• [PROBLEM TO WORK ON]
Rewrite the lines below, renaming every "colorbar-band" to "colorbar-segment" and leaving everything else unchanged.

• [SUPPLIED MATERIAL]

"""

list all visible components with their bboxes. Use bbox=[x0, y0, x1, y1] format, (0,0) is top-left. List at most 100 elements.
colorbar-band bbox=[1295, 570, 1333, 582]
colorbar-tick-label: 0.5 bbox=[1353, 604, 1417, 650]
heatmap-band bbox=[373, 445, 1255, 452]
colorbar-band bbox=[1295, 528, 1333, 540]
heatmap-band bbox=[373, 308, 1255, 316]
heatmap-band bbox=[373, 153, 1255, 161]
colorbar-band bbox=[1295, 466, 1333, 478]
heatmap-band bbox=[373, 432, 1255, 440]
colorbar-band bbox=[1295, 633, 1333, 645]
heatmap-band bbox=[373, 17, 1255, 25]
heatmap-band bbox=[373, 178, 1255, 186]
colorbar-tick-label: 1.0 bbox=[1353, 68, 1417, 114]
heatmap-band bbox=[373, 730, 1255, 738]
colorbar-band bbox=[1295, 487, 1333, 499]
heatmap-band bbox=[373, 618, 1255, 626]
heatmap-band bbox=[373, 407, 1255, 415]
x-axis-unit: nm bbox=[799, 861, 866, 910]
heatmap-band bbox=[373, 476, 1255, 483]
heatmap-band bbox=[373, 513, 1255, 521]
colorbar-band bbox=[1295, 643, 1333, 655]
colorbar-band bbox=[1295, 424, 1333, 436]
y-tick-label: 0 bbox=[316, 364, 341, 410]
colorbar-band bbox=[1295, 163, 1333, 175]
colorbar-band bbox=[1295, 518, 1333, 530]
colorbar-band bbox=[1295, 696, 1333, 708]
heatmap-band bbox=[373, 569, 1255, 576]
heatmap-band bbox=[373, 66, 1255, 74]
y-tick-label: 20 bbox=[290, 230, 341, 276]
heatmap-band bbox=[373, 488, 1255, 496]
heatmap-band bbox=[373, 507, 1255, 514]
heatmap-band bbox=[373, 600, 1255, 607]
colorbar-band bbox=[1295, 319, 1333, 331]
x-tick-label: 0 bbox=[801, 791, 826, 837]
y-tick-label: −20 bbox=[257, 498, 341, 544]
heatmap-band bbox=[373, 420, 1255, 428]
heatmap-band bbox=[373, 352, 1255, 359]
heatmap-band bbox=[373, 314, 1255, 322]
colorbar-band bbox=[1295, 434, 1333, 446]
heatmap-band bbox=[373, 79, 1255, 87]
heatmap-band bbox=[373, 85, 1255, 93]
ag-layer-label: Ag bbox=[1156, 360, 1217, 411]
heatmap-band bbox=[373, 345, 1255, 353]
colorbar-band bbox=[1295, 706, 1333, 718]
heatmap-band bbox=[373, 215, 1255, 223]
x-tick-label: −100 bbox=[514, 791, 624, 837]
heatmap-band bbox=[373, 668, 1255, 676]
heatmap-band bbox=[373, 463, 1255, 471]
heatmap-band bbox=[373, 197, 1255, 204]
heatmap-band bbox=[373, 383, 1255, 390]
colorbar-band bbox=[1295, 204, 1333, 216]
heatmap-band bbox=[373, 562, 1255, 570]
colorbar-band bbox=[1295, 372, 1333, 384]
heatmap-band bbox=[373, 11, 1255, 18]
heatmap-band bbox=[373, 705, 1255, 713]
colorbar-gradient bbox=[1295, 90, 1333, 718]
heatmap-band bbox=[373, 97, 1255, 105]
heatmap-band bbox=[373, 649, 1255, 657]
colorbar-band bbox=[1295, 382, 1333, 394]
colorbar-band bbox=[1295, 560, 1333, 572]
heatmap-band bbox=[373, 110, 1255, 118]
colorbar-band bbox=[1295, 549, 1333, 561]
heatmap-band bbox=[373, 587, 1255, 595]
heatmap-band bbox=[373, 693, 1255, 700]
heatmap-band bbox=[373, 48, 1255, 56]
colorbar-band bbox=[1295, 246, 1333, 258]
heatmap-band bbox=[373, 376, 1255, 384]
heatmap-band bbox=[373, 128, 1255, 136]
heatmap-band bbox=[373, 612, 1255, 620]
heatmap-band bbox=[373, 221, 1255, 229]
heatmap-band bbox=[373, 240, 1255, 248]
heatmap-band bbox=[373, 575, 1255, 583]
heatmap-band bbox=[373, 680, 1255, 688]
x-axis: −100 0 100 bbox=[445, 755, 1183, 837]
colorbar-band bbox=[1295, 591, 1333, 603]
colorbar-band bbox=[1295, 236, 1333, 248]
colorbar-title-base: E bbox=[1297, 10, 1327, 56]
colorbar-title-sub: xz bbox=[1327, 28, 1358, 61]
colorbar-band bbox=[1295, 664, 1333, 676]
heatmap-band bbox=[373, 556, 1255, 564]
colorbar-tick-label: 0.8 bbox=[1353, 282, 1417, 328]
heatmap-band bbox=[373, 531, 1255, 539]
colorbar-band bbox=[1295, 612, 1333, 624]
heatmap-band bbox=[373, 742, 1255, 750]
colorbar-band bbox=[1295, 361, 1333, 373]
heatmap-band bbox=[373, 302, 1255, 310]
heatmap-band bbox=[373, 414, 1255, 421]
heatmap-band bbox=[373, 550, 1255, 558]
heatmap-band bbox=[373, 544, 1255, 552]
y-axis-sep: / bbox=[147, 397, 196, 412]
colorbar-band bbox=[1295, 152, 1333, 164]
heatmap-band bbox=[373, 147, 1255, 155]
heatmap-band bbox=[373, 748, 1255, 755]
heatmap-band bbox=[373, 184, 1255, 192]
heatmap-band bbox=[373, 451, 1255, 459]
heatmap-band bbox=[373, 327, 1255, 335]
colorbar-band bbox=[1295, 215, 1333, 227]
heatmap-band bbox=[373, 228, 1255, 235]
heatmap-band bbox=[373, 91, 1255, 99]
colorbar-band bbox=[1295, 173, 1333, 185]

"""

• [EXERCISE RESPONSE]
list all visible components with their bboxes. Use bbox=[x0, y0, x1, y1] format, (0,0) is top-left. List at most 100 elements.
colorbar-segment bbox=[1295, 570, 1333, 582]
colorbar-tick-label: 0.5 bbox=[1353, 604, 1417, 650]
heatmap-band bbox=[373, 445, 1255, 452]
colorbar-segment bbox=[1295, 528, 1333, 540]
heatmap-band bbox=[373, 308, 1255, 316]
heatmap-band bbox=[373, 153, 1255, 161]
colorbar-segment bbox=[1295, 466, 1333, 478]
heatmap-band bbox=[373, 432, 1255, 440]
colorbar-segment bbox=[1295, 633, 1333, 645]
heatmap-band bbox=[373, 17, 1255, 25]
heatmap-band bbox=[373, 178, 1255, 186]
colorbar-tick-label: 1.0 bbox=[1353, 68, 1417, 114]
heatmap-band bbox=[373, 730, 1255, 738]
colorbar-segment bbox=[1295, 487, 1333, 499]
heatmap-band bbox=[373, 618, 1255, 626]
heatmap-band bbox=[373, 407, 1255, 415]
x-axis-unit: nm bbox=[799, 861, 866, 910]
heatmap-band bbox=[373, 476, 1255, 483]
heatmap-band bbox=[373, 513, 1255, 521]
colorbar-segment bbox=[1295, 643, 1333, 655]
colorbar-segment bbox=[1295, 424, 1333, 436]
y-tick-label: 0 bbox=[316, 364, 341, 410]
colorbar-segment bbox=[1295, 163, 1333, 175]
colorbar-segment bbox=[1295, 518, 1333, 530]
colorbar-segment bbox=[1295, 696, 1333, 708]
heatmap-band bbox=[373, 569, 1255, 576]
heatmap-band bbox=[373, 66, 1255, 74]
y-tick-label: 20 bbox=[290, 230, 341, 276]
heatmap-band bbox=[373, 488, 1255, 496]
heatmap-band bbox=[373, 507, 1255, 514]
heatmap-band bbox=[373, 600, 1255, 607]
colorbar-segment bbox=[1295, 319, 1333, 331]
x-tick-label: 0 bbox=[801, 791, 826, 837]
y-tick-label: −20 bbox=[257, 498, 341, 544]
heatmap-band bbox=[373, 420, 1255, 428]
heatmap-band bbox=[373, 352, 1255, 359]
heatmap-band bbox=[373, 314, 1255, 322]
colorbar-segment bbox=[1295, 434, 1333, 446]
heatmap-band bbox=[373, 79, 1255, 87]
heatmap-band bbox=[373, 85, 1255, 93]
ag-layer-label: Ag bbox=[1156, 360, 1217, 411]
heatmap-band bbox=[373, 345, 1255, 353]
colorbar-segment bbox=[1295, 706, 1333, 718]
heatmap-band bbox=[373, 215, 1255, 223]
x-tick-label: −100 bbox=[514, 791, 624, 837]
heatmap-band bbox=[373, 668, 1255, 676]
heatmap-band bbox=[373, 463, 1255, 471]
heatmap-band bbox=[373, 197, 1255, 204]
heatmap-band bbox=[373, 383, 1255, 390]
colorbar-segment bbox=[1295, 204, 1333, 216]
heatmap-band bbox=[373, 562, 1255, 570]
colorbar-segment bbox=[1295, 372, 1333, 384]
heatmap-band bbox=[373, 11, 1255, 18]
heatmap-band bbox=[373, 705, 1255, 713]
colorbar-gradient bbox=[1295, 90, 1333, 718]
heatmap-band bbox=[373, 97, 1255, 105]
heatmap-band bbox=[373, 649, 1255, 657]
colorbar-segment bbox=[1295, 382, 1333, 394]
colorbar-segment bbox=[1295, 560, 1333, 572]
heatmap-band bbox=[373, 110, 1255, 118]
colorbar-segment bbox=[1295, 549, 1333, 561]
heatmap-band bbox=[373, 587, 1255, 595]
heatmap-band bbox=[373, 693, 1255, 700]
heatmap-band bbox=[373, 48, 1255, 56]
colorbar-segment bbox=[1295, 246, 1333, 258]
heatmap-band bbox=[373, 376, 1255, 384]
heatmap-band bbox=[373, 128, 1255, 136]
heatmap-band bbox=[373, 612, 1255, 620]
heatmap-band bbox=[373, 221, 1255, 229]
heatmap-band bbox=[373, 240, 1255, 248]
heatmap-band bbox=[373, 575, 1255, 583]
heatmap-band bbox=[373, 680, 1255, 688]
x-axis: −100 0 100 bbox=[445, 755, 1183, 837]
colorbar-segment bbox=[1295, 591, 1333, 603]
colorbar-segment bbox=[1295, 236, 1333, 248]
colorbar-title-base: E bbox=[1297, 10, 1327, 56]
colorbar-title-sub: xz bbox=[1327, 28, 1358, 61]
colorbar-segment bbox=[1295, 664, 1333, 676]
heatmap-band bbox=[373, 556, 1255, 564]
colorbar-tick-label: 0.8 bbox=[1353, 282, 1417, 328]
heatmap-band bbox=[373, 531, 1255, 539]
colorbar-segment bbox=[1295, 612, 1333, 624]
heatmap-band bbox=[373, 742, 1255, 750]
colorbar-segment bbox=[1295, 361, 1333, 373]
heatmap-band bbox=[373, 302, 1255, 310]
heatmap-band bbox=[373, 414, 1255, 421]
heatmap-band bbox=[373, 550, 1255, 558]
heatmap-band bbox=[373, 544, 1255, 552]
y-axis-sep: / bbox=[147, 397, 196, 412]
colorbar-segment bbox=[1295, 152, 1333, 164]
heatmap-band bbox=[373, 147, 1255, 155]
heatmap-band bbox=[373, 748, 1255, 755]
heatmap-band bbox=[373, 184, 1255, 192]
heatmap-band bbox=[373, 451, 1255, 459]
heatmap-band bbox=[373, 327, 1255, 335]
colorbar-segment bbox=[1295, 215, 1333, 227]
heatmap-band bbox=[373, 228, 1255, 235]
heatmap-band bbox=[373, 91, 1255, 99]
colorbar-segment bbox=[1295, 173, 1333, 185]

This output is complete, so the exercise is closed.